#### [GOAL]
Scan the entries below and report only how many lines contain "document".

=-=-=-=-=

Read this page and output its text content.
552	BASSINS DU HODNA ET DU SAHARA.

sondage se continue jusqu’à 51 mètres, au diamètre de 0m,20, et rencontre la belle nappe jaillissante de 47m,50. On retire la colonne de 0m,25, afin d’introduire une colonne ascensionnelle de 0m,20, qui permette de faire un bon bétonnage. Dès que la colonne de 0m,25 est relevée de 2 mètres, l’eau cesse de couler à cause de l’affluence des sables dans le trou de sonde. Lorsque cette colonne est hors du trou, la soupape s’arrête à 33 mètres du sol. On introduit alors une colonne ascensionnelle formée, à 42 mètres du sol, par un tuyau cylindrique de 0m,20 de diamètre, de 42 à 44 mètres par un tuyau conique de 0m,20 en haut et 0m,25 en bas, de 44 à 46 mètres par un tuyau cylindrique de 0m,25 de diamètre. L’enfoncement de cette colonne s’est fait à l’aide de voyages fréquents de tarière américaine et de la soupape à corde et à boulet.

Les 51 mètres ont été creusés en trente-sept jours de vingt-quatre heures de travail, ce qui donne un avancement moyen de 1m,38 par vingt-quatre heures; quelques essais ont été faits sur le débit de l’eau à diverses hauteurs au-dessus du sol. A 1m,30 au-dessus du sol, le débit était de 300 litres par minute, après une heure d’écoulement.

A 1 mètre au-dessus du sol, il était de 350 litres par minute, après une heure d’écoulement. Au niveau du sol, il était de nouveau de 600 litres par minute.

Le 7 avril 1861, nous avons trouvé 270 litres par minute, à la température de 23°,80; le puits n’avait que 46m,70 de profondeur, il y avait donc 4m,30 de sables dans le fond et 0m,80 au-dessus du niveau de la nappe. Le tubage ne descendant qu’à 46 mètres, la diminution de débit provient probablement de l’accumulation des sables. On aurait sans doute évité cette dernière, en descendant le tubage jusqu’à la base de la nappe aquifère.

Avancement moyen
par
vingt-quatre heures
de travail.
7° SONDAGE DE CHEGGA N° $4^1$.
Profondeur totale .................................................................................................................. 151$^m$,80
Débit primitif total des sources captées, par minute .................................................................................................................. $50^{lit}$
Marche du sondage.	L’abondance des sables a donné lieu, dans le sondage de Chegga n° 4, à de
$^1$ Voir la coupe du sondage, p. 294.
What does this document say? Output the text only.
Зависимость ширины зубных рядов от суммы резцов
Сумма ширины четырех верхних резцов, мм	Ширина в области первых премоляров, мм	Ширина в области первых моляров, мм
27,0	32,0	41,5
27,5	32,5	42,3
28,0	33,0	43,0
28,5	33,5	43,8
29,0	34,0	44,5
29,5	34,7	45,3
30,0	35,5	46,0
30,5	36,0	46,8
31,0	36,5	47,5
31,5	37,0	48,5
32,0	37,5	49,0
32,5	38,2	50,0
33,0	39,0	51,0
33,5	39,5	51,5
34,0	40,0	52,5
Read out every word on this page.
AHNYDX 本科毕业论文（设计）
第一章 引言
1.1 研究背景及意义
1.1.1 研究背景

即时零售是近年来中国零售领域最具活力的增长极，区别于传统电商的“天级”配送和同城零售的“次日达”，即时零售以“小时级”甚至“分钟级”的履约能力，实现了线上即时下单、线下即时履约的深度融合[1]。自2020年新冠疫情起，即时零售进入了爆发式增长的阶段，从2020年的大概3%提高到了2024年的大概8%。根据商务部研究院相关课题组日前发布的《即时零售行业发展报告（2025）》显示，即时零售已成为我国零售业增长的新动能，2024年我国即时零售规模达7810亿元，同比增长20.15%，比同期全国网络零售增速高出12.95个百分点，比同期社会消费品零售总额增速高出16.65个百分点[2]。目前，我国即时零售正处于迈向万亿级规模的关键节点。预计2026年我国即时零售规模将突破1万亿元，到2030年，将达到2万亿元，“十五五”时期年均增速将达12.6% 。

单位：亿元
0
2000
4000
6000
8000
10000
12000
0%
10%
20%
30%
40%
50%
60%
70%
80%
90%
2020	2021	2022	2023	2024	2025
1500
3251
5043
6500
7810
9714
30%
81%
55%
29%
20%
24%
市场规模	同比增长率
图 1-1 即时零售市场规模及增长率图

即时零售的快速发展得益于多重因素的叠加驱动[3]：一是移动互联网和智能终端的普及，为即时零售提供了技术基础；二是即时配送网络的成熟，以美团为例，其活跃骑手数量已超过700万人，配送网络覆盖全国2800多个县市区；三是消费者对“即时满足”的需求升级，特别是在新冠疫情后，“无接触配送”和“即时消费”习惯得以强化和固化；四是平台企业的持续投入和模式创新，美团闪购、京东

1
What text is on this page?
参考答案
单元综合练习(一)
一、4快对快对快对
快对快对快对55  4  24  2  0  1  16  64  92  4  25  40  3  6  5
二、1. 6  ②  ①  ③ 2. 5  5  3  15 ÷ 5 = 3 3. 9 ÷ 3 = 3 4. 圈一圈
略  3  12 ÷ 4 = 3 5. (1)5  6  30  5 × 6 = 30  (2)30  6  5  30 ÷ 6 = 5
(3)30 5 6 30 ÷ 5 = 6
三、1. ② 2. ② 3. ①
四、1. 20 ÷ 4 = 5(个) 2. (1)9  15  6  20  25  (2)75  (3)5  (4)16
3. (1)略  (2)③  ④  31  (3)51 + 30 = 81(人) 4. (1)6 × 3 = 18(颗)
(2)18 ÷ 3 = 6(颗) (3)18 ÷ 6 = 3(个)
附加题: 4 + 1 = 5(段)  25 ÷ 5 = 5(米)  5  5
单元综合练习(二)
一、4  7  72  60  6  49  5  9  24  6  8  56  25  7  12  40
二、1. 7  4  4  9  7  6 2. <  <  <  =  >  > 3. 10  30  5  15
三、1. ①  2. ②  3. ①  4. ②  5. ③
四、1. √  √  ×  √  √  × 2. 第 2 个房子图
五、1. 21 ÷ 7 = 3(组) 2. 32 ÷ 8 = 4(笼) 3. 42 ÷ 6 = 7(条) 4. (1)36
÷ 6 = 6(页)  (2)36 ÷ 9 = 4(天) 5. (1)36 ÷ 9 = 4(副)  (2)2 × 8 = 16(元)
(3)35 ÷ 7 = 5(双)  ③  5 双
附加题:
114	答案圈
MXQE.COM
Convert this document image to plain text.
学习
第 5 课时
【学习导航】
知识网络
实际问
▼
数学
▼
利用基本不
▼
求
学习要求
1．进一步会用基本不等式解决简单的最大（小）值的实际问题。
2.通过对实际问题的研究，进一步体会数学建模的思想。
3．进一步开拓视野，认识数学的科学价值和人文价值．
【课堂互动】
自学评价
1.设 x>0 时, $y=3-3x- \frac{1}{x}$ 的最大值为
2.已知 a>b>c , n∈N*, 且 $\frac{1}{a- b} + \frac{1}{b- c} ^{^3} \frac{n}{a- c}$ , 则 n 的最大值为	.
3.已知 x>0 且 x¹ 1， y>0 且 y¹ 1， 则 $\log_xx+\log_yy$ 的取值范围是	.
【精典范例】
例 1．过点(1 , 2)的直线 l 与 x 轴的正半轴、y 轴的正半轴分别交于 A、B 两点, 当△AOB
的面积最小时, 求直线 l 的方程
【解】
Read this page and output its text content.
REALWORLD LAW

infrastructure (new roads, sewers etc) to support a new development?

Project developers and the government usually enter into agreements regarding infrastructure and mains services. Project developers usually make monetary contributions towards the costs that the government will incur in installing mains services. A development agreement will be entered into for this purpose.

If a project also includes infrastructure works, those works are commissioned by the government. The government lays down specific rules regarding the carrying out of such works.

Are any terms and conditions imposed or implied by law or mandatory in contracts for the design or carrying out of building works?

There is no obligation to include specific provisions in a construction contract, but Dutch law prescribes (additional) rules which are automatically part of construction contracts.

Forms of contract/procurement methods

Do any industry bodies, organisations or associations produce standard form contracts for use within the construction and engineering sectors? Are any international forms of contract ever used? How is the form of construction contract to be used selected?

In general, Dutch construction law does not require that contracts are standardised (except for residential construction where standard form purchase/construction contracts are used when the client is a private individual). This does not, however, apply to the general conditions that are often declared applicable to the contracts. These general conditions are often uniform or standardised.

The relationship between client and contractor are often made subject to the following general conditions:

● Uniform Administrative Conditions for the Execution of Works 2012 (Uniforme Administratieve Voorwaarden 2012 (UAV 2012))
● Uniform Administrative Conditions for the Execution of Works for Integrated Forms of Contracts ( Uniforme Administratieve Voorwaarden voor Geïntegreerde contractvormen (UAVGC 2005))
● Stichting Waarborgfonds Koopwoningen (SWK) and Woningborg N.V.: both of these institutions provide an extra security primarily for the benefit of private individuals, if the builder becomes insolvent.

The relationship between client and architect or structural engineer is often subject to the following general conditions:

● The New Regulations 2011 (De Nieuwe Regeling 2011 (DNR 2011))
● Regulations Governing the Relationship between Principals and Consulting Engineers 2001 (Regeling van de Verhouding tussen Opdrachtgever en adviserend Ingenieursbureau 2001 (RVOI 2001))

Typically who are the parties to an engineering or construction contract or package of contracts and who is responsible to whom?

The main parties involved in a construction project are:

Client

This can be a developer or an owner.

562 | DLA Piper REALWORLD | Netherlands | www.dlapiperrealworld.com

=-=-=-=-=

#### [RESULT]
2